→ Objective
Copy all lines below exactly as written. Leave pictures out.
....
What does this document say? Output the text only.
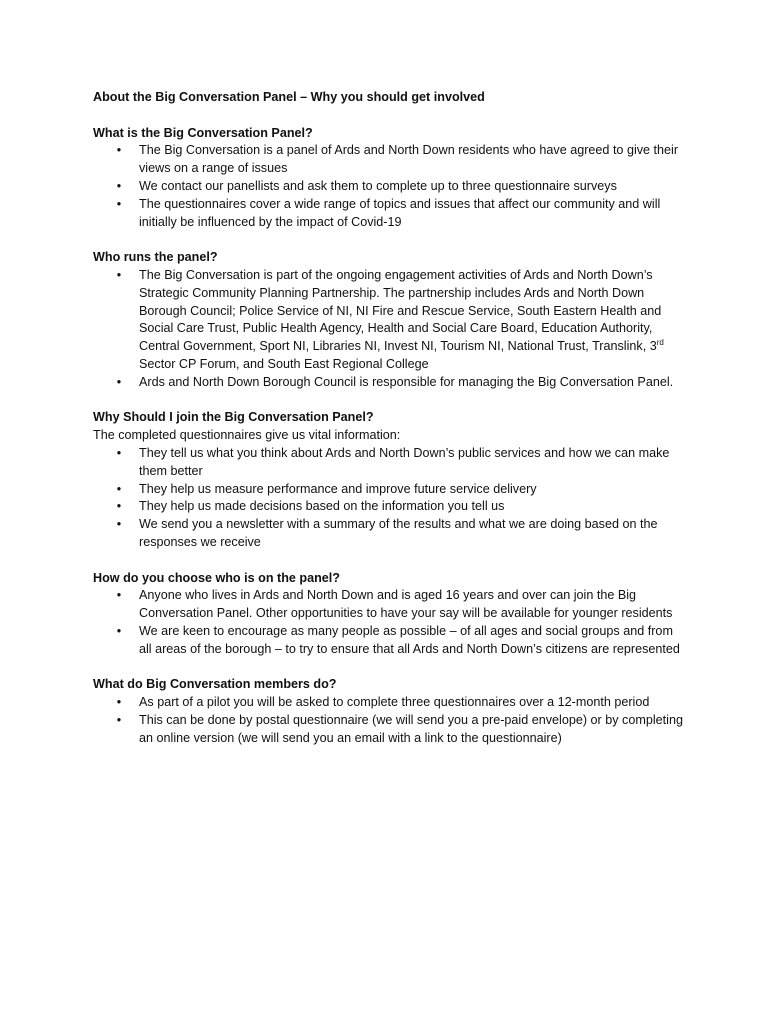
About the Big Conversation Panel – Why you should get involved

What is the Big Conversation Panel?

• The Big Conversation is a panel of Ards and North Down residents who have agreed to give their views on a range of issues
• We contact our panellists and ask them to complete up to three questionnaire surveys
• The questionnaires cover a wide range of topics and issues that affect our community and will initially be influenced by the impact of Covid-19

Who runs the panel?

• The Big Conversation is part of the ongoing engagement activities of Ards and North Down’s Strategic Community Planning Partnership. The partnership includes Ards and North Down Borough Council; Police Service of NI, NI Fire and Rescue Service, South Eastern Health and Social Care Trust, Public Health Agency, Health and Social Care Board, Education Authority, Central Government, Sport NI, Libraries NI, Invest NI, Tourism NI, National Trust, Translink, 3rd Sector CP Forum, and South East Regional College
• Ards and North Down Borough Council is responsible for managing the Big Conversation Panel.

Why Should I join the Big Conversation Panel?

The completed questionnaires give us vital information:

• They tell us what you think about Ards and North Down’s public services and how we can make them better
• They help us measure performance and improve future service delivery
• They help us made decisions based on the information you tell us
• We send you a newsletter with a summary of the results and what we are doing based on the responses we receive

How do you choose who is on the panel?

• Anyone who lives in Ards and North Down and is aged 16 years and over can join the Big Conversation Panel. Other opportunities to have your say will be available for younger residents
• We are keen to encourage as many people as possible – of all ages and social groups and from all areas of the borough – to try to ensure that all Ards and North Down’s citizens are represented

What do Big Conversation members do?

• As part of a pilot you will be asked to complete three questionnaires over a 12-month period
• This can be done by postal questionnaire (we will send you a pre-paid envelope) or by completing an online version (we will send you an email with a link to the questionnaire)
....
→ Solved exercise
What does this document say? Output the text only.
About the Big Conversation Panel – Why you should get involved

What is the Big Conversation Panel?

• The Big Conversation is a panel of Ards and North Down residents who have agreed to give their views on a range of issues
• We contact our panellists and ask them to complete up to three questionnaire surveys
• The questionnaires cover a wide range of topics and issues that affect our community and will initially be influenced by the impact of Covid-19

Who runs the panel?

• The Big Conversation is part of the ongoing engagement activities of Ards and North Down’s Strategic Community Planning Partnership. The partnership includes Ards and North Down Borough Council; Police Service of NI, NI Fire and Rescue Service, South Eastern Health and Social Care Trust, Public Health Agency, Health and Social Care Board, Education Authority, Central Government, Sport NI, Libraries NI, Invest NI, Tourism NI, National Trust, Translink, 3rd Sector CP Forum, and South East Regional College
• Ards and North Down Borough Council is responsible for managing the Big Conversation Panel.

Why Should I join the Big Conversation Panel?

The completed questionnaires give us vital information:

• They tell us what you think about Ards and North Down’s public services and how we can make them better
• They help us measure performance and improve future service delivery
• They help us made decisions based on the information you tell us
• We send you a newsletter with a summary of the results and what we are doing based on the responses we receive

How do you choose who is on the panel?

• Anyone who lives in Ards and North Down and is aged 16 years and over can join the Big Conversation Panel. Other opportunities to have your say will be available for younger residents
• We are keen to encourage as many people as possible – of all ages and social groups and from all areas of the borough – to try to ensure that all Ards and North Down’s citizens are represented

What do Big Conversation members do?

• As part of a pilot you will be asked to complete three questionnaires over a 12-month period
• This can be done by postal questionnaire (we will send you a pre-paid envelope) or by completing an online version (we will send you an email with a link to the questionnaire)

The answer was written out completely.